>> Begin

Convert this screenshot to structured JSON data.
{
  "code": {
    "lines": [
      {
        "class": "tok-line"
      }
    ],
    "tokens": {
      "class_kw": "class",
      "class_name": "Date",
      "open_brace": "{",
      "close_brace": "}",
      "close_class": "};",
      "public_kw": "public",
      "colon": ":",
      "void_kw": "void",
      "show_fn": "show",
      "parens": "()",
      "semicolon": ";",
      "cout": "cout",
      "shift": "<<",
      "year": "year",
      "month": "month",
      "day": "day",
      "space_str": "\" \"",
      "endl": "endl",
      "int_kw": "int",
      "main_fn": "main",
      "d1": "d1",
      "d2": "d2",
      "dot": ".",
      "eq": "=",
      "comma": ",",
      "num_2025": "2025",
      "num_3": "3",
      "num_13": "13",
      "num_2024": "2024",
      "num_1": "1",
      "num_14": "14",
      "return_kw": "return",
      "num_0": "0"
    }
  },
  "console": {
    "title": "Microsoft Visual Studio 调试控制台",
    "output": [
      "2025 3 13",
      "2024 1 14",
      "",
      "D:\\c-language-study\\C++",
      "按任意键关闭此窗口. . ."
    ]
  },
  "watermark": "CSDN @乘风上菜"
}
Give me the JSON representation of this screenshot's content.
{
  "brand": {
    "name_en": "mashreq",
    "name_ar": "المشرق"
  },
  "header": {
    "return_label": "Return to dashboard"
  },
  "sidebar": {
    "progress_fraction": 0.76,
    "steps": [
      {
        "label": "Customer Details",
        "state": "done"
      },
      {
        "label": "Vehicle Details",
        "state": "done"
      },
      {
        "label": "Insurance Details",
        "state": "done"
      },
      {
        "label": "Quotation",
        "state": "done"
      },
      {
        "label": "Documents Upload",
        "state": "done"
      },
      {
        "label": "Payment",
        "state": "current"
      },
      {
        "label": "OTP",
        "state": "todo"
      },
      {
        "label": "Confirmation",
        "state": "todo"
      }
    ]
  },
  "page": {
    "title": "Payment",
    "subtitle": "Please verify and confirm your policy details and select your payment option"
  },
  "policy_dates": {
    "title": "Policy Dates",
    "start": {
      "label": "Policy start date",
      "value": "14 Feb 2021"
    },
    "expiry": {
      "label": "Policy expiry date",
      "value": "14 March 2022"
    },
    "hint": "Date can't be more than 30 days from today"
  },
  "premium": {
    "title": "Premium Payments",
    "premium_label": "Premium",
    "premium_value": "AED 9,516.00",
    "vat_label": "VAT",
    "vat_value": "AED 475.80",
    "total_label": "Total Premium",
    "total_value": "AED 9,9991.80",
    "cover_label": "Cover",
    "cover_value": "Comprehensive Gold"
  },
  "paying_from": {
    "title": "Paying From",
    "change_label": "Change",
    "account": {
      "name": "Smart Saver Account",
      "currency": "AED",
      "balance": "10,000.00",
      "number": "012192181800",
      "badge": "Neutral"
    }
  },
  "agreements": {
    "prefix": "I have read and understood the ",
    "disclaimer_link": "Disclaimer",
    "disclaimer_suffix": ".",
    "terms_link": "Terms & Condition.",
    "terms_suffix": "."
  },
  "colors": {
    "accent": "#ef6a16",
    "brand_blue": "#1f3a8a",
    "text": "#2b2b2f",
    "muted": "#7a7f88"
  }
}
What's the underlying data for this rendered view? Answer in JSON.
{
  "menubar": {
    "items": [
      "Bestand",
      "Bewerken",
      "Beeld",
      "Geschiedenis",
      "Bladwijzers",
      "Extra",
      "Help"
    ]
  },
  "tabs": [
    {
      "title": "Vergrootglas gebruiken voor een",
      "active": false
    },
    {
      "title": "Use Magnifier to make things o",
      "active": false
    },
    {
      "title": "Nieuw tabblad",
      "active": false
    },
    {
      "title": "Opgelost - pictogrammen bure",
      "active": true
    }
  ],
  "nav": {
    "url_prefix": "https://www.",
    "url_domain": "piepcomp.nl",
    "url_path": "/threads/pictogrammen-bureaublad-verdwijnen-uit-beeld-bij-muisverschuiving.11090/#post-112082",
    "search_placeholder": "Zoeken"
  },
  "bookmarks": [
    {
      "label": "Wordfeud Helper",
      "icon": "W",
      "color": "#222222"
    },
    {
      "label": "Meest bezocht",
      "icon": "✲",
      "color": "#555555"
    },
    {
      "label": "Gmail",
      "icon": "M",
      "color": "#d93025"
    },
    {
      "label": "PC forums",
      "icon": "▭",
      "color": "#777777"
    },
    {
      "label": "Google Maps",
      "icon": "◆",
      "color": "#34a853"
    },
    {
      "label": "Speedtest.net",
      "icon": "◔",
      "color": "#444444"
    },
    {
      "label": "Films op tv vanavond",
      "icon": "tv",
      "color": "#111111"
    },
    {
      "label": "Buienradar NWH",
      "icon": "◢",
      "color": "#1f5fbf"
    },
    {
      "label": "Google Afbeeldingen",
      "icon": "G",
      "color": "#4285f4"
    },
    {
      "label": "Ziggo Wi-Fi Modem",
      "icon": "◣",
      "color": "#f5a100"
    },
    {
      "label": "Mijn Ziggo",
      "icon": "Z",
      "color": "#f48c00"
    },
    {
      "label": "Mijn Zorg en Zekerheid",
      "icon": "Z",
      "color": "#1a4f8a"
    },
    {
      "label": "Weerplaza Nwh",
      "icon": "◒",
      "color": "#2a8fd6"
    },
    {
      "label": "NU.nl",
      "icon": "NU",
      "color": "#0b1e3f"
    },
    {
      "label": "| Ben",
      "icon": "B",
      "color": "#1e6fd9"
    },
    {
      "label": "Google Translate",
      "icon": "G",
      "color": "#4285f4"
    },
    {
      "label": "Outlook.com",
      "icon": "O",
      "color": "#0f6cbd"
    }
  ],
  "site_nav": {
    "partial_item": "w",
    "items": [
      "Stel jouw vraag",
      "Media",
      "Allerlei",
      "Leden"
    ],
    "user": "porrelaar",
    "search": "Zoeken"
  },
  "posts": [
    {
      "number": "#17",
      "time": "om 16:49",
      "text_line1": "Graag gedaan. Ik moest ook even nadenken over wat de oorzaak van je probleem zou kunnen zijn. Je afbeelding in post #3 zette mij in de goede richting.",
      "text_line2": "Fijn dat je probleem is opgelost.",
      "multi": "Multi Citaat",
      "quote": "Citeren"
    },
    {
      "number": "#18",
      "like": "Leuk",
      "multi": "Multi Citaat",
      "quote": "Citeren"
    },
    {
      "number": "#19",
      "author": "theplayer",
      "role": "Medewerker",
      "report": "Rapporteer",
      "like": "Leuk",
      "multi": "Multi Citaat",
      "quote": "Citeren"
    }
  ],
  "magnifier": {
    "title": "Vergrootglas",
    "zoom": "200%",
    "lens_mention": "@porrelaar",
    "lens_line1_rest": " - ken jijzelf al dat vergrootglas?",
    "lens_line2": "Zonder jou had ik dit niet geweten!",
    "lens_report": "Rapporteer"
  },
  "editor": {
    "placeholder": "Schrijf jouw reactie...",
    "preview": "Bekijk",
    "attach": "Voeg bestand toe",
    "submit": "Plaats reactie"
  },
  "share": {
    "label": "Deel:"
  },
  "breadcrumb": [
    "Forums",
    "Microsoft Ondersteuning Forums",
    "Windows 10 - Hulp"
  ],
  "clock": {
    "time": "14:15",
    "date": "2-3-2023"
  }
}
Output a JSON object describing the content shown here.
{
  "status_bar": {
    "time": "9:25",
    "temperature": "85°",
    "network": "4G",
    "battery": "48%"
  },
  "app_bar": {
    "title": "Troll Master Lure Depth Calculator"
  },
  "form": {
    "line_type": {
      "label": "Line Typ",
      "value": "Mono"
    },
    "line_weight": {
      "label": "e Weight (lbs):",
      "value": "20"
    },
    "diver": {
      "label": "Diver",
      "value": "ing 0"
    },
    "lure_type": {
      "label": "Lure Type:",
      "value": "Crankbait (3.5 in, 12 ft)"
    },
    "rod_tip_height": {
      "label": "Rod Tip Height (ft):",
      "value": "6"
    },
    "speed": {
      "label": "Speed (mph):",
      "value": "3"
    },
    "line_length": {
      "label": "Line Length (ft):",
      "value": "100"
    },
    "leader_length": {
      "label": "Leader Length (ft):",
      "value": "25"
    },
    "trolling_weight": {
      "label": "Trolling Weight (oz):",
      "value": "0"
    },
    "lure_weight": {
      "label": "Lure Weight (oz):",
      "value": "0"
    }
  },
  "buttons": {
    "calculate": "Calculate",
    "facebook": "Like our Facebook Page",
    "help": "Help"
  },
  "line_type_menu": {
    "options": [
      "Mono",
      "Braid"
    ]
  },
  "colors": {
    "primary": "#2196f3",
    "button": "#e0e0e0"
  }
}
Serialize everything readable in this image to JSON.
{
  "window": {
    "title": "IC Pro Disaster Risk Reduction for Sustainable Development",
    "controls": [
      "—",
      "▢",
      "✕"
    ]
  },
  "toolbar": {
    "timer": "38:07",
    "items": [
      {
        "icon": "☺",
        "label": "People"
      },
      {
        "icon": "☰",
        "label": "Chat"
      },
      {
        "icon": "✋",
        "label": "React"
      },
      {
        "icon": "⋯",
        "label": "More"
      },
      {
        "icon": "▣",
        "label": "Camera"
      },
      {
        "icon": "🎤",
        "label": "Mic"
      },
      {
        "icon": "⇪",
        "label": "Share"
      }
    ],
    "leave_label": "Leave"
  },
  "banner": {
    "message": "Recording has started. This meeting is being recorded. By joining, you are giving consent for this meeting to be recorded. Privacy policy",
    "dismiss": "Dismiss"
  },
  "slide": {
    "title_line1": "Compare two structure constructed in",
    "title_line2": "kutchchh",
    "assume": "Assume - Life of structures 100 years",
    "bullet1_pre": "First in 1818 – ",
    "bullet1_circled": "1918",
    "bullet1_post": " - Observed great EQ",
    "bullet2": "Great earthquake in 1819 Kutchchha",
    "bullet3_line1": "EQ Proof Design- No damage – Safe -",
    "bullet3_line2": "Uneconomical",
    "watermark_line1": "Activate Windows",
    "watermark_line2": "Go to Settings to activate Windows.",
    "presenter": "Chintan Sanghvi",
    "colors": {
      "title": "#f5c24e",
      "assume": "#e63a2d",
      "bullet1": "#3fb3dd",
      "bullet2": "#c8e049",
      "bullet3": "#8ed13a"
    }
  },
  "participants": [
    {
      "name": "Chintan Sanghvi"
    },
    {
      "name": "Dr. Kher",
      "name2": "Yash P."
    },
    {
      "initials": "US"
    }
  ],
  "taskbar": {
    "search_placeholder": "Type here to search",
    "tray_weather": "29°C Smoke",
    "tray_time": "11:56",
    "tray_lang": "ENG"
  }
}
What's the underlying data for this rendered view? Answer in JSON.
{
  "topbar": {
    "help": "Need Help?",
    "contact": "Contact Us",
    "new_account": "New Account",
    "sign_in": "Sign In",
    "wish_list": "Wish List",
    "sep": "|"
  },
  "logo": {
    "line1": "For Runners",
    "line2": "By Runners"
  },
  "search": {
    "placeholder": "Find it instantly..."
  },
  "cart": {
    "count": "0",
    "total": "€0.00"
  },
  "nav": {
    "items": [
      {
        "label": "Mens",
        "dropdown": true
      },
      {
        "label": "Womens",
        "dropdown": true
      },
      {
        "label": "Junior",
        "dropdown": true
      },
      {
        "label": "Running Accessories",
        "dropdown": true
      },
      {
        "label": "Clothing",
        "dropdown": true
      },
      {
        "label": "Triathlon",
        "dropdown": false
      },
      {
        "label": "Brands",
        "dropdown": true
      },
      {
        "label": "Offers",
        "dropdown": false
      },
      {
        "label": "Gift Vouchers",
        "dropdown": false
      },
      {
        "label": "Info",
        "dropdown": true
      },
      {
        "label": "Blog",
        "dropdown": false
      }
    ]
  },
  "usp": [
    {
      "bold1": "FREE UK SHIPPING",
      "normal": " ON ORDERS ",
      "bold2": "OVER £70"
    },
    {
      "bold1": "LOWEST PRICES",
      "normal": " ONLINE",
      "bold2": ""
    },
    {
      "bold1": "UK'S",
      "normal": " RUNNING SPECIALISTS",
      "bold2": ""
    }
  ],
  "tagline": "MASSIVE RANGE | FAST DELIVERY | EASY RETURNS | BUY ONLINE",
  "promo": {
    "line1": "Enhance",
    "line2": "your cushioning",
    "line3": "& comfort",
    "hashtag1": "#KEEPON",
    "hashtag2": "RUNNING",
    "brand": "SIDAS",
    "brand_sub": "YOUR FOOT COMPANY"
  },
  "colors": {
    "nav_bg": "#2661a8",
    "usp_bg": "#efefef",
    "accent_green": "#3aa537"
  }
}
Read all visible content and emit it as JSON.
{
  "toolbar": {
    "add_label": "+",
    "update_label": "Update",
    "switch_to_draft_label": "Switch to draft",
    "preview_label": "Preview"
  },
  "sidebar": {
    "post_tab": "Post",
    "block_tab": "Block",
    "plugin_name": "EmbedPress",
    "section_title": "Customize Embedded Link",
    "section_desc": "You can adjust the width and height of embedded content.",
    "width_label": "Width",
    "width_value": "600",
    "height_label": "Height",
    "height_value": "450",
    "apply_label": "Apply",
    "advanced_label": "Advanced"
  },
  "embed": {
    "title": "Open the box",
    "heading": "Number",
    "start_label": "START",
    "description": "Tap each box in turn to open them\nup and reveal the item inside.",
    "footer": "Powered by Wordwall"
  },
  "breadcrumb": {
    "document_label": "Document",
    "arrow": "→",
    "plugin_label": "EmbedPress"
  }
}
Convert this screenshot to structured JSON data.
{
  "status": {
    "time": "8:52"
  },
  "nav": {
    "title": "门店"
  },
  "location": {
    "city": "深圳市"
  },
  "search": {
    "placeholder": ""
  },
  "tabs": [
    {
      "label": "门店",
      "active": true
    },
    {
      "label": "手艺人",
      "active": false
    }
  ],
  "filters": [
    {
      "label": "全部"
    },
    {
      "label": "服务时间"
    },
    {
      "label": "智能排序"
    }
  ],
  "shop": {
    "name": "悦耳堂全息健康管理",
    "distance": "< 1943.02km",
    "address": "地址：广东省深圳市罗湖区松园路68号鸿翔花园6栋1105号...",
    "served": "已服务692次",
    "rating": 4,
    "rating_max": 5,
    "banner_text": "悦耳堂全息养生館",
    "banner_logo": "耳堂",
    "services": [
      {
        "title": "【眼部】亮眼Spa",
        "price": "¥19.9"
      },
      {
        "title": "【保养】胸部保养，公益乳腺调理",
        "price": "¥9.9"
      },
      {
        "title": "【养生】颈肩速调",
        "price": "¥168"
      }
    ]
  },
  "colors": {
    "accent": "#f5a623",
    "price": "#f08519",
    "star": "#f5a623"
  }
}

>> End

WHAT YOU NEED TO DO:
Identify every line where the string "jouw" appears.

FINAL RESULT:
      "Stel jouw vraag",
    "placeholder": "Schrijf jouw reactie...",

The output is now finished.